[Begin Data provided]

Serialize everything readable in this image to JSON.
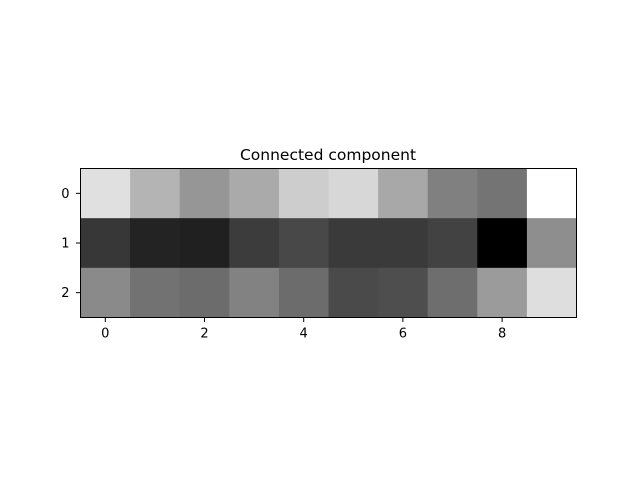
{
  "chart_data": {
    "type": "heatmap",
    "title": "Connected component",
    "xlabel": "",
    "ylabel": "",
    "colormap": "gray",
    "rows": [
      0,
      1,
      2
    ],
    "cols": [
      0,
      1,
      2,
      3,
      4,
      5,
      6,
      7,
      8,
      9
    ],
    "xticks": [
      0,
      2,
      4,
      6,
      8
    ],
    "yticks": [
      0,
      1,
      2
    ],
    "xlim": [
      -0.5,
      9.5
    ],
    "ylim": [
      2.5,
      -0.5
    ],
    "values": [
      [
        224,
        180,
        150,
        170,
        205,
        215,
        168,
        128,
        116,
        255
      ],
      [
        55,
        35,
        32,
        60,
        72,
        58,
        58,
        66,
        0,
        142
      ],
      [
        138,
        114,
        108,
        130,
        108,
        74,
        78,
        110,
        155,
        222
      ]
    ],
    "vmin": 0,
    "vmax": 255,
    "grid": false,
    "legend": "none"
  }
}
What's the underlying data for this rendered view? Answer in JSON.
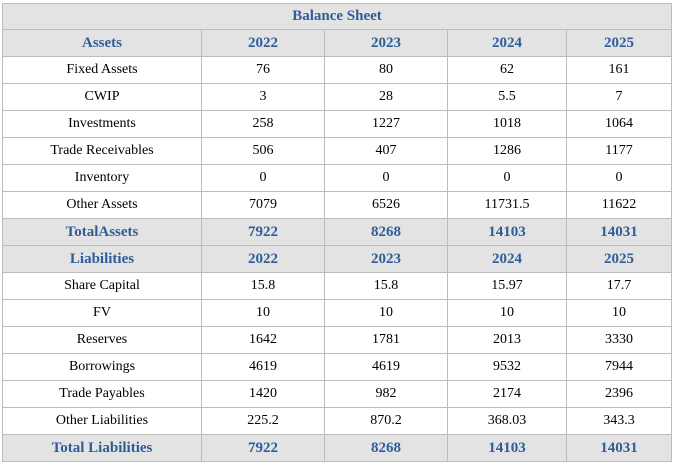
{
  "title": "Balance Sheet",
  "assets": {
    "header": [
      "Assets",
      "2022",
      "2023",
      "2024",
      "2025"
    ],
    "rows": [
      [
        "Fixed Assets",
        "76",
        "80",
        "62",
        "161"
      ],
      [
        "CWIP",
        "3",
        "28",
        "5.5",
        "7"
      ],
      [
        "Investments",
        "258",
        "1227",
        "1018",
        "1064"
      ],
      [
        "Trade Receivables",
        "506",
        "407",
        "1286",
        "1177"
      ],
      [
        "Inventory",
        "0",
        "0",
        "0",
        "0"
      ],
      [
        "Other Assets",
        "7079",
        "6526",
        "11731.5",
        "11622"
      ]
    ],
    "total": [
      "TotalAssets",
      "7922",
      "8268",
      "14103",
      "14031"
    ]
  },
  "liabilities": {
    "header": [
      "Liabilities",
      "2022",
      "2023",
      "2024",
      "2025"
    ],
    "rows": [
      [
        "Share Capital",
        "15.8",
        "15.8",
        "15.97",
        "17.7"
      ],
      [
        "FV",
        "10",
        "10",
        "10",
        "10"
      ],
      [
        "Reserves",
        "1642",
        "1781",
        "2013",
        "3330"
      ],
      [
        "Borrowings",
        "4619",
        "4619",
        "9532",
        "7944"
      ],
      [
        "Trade Payables",
        "1420",
        "982",
        "2174",
        "2396"
      ],
      [
        "Other Liabilities",
        "225.2",
        "870.2",
        "368.03",
        "343.3"
      ]
    ],
    "total": [
      "Total Liabilities",
      "7922",
      "8268",
      "14103",
      "14031"
    ]
  }
}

[End Data provided]

▸ Exercise aim
Extract all lines from the material above that include the word "title".

▸ Result for this task
    "title": "Connected component",
  "title": "Balance Sheet",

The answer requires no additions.